§ **Work request**
When a line of the records below contains the string "packed", copy that whole line.

§ **Information given**
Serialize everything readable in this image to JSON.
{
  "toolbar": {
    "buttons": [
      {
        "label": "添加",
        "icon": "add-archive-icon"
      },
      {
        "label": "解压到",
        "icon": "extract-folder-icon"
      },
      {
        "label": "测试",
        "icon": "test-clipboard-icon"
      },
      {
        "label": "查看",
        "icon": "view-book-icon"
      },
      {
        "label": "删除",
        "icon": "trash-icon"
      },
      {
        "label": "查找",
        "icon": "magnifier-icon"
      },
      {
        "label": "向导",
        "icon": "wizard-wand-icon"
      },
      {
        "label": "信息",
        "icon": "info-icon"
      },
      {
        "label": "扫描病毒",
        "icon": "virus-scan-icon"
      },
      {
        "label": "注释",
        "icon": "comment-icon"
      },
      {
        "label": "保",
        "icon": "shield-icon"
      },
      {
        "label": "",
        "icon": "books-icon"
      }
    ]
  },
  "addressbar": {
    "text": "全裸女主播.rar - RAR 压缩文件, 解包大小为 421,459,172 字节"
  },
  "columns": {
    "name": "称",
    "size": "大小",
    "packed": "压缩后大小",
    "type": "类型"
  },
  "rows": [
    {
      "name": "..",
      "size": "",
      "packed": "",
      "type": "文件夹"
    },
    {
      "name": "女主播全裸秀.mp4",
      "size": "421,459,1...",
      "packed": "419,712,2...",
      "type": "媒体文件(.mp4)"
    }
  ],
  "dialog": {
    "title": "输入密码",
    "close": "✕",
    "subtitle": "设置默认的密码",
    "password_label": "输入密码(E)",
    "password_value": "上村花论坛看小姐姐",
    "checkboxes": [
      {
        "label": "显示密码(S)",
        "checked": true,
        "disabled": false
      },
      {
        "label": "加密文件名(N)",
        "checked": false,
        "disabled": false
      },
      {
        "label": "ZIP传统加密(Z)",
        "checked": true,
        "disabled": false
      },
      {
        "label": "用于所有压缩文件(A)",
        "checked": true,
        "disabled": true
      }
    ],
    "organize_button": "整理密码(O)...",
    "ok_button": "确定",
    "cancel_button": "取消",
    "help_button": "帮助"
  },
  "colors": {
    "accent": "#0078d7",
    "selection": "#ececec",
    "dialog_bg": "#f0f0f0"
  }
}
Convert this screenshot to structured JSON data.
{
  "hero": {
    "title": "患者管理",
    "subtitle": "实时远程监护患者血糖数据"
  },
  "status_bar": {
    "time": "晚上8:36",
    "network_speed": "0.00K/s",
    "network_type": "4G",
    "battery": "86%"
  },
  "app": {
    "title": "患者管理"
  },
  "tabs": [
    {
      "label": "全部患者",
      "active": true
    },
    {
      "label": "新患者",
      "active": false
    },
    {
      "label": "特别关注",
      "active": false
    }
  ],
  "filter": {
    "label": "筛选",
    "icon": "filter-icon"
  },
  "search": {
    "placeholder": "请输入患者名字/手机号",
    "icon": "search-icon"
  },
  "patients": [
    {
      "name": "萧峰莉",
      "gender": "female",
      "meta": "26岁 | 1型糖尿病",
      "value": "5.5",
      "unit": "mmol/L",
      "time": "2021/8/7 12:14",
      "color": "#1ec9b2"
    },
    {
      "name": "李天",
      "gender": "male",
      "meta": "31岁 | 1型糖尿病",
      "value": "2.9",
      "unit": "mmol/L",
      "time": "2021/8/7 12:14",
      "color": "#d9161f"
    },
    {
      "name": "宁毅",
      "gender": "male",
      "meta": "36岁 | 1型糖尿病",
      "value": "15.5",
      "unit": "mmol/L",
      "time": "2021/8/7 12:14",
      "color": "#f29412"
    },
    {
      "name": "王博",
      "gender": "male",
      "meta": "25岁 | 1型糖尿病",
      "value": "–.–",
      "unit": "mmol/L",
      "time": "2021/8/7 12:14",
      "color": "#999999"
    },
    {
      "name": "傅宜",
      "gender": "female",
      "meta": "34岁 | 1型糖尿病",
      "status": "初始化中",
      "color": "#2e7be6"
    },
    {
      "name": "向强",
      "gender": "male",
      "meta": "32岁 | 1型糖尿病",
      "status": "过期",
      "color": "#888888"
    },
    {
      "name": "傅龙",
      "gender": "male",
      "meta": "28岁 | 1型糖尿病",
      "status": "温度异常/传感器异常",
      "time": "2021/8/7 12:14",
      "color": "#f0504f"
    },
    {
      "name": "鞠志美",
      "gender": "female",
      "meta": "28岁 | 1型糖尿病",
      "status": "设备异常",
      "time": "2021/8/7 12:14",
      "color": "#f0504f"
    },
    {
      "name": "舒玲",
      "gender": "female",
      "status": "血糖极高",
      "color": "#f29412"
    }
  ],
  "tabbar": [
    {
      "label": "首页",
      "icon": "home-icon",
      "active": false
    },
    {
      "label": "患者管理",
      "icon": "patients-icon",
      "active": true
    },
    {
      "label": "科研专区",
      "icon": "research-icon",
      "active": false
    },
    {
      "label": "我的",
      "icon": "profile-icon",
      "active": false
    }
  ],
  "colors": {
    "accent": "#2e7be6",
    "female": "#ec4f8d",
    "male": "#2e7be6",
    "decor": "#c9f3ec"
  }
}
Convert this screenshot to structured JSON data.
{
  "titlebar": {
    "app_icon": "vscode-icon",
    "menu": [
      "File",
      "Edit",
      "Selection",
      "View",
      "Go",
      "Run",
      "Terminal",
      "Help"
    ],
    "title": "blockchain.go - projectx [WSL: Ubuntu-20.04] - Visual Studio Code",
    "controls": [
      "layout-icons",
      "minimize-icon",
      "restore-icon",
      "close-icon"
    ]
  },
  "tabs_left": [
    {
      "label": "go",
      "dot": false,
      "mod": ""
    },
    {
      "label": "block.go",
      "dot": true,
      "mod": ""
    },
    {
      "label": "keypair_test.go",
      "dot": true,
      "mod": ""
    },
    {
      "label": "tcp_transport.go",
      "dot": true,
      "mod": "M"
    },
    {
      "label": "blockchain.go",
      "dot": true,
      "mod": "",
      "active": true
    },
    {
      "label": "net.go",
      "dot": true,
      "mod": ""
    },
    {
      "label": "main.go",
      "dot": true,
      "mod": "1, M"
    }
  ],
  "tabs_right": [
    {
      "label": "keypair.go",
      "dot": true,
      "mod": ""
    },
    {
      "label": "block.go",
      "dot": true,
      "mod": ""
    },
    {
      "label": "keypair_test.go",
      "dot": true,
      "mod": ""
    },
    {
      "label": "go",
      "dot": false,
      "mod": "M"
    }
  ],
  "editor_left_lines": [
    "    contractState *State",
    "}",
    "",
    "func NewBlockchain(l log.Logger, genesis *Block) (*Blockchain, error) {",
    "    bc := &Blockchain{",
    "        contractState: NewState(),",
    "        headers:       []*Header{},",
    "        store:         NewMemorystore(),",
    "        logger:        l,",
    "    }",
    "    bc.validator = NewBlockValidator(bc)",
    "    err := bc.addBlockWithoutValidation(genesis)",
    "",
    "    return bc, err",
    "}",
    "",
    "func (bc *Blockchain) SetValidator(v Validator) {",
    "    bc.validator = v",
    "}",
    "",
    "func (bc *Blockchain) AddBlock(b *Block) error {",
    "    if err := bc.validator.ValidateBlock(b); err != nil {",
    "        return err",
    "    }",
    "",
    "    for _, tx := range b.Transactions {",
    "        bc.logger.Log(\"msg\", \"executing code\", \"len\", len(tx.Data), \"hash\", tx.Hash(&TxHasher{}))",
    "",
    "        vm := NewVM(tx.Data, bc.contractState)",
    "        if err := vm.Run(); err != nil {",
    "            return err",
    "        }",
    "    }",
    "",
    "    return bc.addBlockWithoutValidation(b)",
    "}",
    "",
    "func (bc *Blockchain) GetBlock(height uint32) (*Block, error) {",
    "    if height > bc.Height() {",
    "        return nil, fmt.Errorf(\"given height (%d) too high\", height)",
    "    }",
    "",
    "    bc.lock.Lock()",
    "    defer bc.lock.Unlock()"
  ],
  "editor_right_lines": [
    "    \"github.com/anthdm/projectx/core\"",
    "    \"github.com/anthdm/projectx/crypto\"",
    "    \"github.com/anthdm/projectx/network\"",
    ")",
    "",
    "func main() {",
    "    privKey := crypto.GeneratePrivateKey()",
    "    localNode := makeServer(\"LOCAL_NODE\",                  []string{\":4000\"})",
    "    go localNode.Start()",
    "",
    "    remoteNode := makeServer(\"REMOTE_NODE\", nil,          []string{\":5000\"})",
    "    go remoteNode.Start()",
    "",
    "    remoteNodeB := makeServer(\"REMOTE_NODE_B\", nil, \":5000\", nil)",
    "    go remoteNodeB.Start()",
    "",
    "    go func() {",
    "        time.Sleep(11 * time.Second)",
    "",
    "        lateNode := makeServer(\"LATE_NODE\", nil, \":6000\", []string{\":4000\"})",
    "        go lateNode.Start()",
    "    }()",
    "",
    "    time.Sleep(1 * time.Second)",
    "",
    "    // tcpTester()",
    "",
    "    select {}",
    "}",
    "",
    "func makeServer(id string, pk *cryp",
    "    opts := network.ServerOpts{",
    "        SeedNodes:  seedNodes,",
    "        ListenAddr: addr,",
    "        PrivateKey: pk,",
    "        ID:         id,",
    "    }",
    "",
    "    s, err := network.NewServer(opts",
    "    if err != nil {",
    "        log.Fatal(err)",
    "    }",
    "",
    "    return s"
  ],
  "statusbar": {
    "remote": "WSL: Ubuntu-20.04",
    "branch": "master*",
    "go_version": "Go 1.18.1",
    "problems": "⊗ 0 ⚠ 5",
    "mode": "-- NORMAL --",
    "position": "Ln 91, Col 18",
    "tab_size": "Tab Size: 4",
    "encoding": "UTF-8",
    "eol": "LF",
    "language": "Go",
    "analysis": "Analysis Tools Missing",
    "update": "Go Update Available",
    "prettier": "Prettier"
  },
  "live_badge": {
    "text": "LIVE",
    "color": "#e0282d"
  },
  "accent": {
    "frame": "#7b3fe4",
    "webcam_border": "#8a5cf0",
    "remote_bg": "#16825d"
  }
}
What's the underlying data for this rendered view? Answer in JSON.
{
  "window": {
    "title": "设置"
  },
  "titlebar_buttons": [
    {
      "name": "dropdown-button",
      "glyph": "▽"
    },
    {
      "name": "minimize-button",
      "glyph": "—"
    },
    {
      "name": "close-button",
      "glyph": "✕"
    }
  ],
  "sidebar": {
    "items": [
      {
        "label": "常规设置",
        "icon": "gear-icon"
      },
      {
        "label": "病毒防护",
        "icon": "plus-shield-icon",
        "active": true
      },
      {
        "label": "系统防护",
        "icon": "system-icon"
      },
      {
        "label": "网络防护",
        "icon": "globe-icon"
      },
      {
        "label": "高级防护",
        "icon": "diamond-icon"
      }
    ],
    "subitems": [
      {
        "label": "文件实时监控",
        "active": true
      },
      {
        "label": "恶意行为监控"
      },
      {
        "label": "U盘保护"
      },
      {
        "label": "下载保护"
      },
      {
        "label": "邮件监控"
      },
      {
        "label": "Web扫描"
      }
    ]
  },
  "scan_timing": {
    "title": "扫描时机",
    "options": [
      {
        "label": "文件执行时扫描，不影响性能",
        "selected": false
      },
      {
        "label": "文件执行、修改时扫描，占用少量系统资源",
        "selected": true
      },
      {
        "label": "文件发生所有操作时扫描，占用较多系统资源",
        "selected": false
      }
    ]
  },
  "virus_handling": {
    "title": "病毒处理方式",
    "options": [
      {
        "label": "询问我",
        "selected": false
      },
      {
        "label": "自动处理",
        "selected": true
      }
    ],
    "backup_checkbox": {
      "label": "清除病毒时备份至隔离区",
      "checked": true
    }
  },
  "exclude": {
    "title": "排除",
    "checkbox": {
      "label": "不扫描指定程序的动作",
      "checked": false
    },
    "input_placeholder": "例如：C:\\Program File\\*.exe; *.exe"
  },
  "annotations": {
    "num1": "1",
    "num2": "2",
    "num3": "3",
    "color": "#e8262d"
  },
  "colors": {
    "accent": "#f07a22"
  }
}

§ **Solution to this task**
    "packed": "压缩后大小",
      "packed": "",
      "packed": "419,712,2...",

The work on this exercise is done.